### REQUIRED WORK
Gather each line in the entries that includes the string "annotation".

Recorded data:
◆ ◆ ◆

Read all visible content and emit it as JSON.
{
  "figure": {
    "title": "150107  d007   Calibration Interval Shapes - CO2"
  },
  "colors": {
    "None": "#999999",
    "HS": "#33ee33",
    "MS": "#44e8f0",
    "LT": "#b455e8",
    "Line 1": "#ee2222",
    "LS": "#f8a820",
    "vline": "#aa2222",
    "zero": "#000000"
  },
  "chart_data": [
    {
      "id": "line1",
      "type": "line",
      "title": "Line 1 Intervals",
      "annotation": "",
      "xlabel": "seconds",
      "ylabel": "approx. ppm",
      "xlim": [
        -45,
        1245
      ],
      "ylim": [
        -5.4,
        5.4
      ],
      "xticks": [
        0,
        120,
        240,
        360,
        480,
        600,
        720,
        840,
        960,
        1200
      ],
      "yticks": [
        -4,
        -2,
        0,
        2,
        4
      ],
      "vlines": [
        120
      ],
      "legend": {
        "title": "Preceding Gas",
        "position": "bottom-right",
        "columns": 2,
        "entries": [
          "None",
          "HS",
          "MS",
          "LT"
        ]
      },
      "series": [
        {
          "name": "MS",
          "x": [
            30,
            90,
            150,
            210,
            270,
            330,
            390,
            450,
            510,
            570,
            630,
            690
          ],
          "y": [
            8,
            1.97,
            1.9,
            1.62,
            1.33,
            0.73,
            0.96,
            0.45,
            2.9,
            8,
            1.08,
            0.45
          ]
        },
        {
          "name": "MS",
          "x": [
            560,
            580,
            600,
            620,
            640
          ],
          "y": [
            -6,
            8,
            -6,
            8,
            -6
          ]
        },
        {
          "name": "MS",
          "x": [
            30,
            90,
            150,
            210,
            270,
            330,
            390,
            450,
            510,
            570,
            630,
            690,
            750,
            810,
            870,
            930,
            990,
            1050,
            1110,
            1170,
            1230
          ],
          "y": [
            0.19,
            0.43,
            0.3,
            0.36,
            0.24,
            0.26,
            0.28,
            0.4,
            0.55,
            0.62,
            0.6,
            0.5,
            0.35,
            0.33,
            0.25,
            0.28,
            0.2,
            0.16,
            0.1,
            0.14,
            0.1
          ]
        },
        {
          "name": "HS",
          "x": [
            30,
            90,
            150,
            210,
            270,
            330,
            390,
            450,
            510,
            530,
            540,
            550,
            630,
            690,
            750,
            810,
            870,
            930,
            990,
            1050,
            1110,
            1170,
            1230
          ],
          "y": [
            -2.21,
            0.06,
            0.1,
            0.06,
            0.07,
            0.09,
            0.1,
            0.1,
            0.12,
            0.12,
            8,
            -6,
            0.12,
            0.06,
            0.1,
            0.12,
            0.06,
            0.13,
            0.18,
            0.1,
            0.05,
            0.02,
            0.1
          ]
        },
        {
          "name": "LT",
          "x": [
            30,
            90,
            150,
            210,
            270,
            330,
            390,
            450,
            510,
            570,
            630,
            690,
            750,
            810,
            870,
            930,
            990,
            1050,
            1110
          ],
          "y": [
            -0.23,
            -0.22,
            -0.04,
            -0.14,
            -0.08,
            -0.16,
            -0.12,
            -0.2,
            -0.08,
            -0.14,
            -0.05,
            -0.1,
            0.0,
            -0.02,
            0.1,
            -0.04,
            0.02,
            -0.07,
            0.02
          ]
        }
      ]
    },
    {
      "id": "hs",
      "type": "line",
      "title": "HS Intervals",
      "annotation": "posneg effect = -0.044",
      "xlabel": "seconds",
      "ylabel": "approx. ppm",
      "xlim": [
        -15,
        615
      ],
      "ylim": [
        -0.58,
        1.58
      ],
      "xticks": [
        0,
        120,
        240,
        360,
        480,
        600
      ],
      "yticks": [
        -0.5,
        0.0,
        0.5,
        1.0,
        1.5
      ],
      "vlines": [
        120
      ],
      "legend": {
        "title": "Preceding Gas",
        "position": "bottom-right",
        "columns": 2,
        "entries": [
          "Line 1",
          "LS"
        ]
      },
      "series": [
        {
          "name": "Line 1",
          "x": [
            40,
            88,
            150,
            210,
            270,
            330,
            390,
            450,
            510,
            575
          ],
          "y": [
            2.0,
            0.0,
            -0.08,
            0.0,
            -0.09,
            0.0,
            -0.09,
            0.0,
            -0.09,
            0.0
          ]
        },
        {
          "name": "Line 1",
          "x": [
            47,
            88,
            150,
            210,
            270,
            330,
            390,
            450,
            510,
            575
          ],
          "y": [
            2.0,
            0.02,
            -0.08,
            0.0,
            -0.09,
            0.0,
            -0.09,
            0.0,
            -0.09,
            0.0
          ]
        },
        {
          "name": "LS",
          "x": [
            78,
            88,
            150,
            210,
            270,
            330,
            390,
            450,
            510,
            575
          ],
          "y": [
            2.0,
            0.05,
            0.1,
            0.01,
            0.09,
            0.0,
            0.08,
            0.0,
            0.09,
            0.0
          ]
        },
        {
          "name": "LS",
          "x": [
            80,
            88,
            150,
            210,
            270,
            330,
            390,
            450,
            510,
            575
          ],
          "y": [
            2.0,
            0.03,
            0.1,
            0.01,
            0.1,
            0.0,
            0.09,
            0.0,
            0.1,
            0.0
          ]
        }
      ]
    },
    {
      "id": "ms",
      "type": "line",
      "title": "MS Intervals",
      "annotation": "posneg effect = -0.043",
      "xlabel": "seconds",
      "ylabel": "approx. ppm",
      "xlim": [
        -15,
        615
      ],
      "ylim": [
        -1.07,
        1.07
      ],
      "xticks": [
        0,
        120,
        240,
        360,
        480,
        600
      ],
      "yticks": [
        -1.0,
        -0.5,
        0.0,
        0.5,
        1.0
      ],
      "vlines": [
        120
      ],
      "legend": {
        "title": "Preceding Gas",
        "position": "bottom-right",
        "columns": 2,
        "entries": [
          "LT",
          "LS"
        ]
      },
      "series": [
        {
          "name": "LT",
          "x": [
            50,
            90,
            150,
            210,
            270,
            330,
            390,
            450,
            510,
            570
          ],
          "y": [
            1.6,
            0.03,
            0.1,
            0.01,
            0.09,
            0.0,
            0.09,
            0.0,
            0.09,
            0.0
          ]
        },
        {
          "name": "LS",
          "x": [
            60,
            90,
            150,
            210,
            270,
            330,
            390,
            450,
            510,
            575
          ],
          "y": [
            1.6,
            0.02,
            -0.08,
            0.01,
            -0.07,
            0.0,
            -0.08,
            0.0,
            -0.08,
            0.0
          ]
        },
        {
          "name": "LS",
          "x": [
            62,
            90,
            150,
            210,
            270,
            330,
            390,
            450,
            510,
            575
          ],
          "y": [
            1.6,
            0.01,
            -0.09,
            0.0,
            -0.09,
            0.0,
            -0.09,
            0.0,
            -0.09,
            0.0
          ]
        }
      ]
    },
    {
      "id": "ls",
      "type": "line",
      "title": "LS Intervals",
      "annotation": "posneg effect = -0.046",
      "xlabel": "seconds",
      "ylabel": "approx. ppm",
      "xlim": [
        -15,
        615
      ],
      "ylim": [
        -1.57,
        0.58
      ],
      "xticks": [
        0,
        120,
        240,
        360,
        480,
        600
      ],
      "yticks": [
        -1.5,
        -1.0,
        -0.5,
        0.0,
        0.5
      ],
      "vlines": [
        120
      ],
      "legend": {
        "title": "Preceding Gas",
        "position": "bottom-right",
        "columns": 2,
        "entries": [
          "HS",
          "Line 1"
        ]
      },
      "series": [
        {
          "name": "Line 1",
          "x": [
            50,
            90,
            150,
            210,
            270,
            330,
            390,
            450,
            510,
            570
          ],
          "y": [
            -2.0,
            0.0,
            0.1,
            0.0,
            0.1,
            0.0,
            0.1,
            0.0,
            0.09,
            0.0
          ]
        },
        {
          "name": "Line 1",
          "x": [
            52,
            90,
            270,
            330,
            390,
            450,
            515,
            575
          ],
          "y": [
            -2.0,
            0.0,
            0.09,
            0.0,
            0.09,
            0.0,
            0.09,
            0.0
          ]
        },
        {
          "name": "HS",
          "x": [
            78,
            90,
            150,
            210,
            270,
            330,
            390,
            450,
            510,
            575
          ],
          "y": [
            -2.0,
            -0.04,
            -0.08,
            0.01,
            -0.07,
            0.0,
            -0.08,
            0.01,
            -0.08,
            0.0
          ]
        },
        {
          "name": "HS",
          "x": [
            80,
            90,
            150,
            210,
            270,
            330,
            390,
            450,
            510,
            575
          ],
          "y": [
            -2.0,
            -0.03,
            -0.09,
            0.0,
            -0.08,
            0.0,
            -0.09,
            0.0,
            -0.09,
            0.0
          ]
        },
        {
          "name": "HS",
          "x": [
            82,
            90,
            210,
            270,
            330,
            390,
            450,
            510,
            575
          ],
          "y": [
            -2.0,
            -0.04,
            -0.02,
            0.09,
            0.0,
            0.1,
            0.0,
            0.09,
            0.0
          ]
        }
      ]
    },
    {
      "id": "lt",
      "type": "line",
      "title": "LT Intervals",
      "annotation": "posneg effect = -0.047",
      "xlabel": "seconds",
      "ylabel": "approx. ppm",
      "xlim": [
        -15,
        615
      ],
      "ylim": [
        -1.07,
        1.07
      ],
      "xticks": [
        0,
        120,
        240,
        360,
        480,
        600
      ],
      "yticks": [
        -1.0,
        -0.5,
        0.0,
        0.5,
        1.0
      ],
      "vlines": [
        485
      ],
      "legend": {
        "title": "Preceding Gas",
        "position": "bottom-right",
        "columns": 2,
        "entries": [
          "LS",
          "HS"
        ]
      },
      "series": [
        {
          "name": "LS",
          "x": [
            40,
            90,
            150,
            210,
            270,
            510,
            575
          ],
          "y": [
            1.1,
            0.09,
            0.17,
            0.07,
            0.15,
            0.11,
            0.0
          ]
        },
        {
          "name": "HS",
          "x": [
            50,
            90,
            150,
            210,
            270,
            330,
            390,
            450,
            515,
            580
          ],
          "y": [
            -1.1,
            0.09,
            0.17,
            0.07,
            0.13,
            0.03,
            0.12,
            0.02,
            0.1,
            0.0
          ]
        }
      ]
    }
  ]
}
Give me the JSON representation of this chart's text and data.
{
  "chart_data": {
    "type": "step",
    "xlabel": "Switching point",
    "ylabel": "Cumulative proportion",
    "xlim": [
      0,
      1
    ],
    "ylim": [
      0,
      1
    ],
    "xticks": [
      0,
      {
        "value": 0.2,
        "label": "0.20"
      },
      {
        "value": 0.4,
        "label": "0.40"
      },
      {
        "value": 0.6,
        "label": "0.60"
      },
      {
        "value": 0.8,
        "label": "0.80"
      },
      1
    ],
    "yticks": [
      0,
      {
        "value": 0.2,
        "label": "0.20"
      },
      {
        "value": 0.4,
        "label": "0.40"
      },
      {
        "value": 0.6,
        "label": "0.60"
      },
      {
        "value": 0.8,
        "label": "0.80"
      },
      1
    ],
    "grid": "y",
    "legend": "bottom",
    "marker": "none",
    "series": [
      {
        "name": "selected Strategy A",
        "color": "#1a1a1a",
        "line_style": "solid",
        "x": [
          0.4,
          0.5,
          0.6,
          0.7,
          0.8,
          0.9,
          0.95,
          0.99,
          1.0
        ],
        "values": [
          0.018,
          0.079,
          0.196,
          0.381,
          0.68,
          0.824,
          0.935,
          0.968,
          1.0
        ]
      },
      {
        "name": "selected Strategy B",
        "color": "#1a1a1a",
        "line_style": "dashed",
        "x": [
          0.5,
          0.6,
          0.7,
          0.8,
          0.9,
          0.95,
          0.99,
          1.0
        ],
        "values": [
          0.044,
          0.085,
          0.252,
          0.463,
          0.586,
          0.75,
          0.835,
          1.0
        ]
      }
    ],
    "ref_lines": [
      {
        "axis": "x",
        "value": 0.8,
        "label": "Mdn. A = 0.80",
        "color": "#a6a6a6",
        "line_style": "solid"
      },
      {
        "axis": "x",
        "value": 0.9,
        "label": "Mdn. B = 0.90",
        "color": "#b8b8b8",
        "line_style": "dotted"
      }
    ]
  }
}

◆ ◆ ◆

### TASK RESULT
      "annotation": "",
      "annotation": "posneg effect = -0.044",
      "annotation": "posneg effect = -0.043",
      "annotation": "posneg effect = -0.046",
      "annotation": "posneg effect = -0.047",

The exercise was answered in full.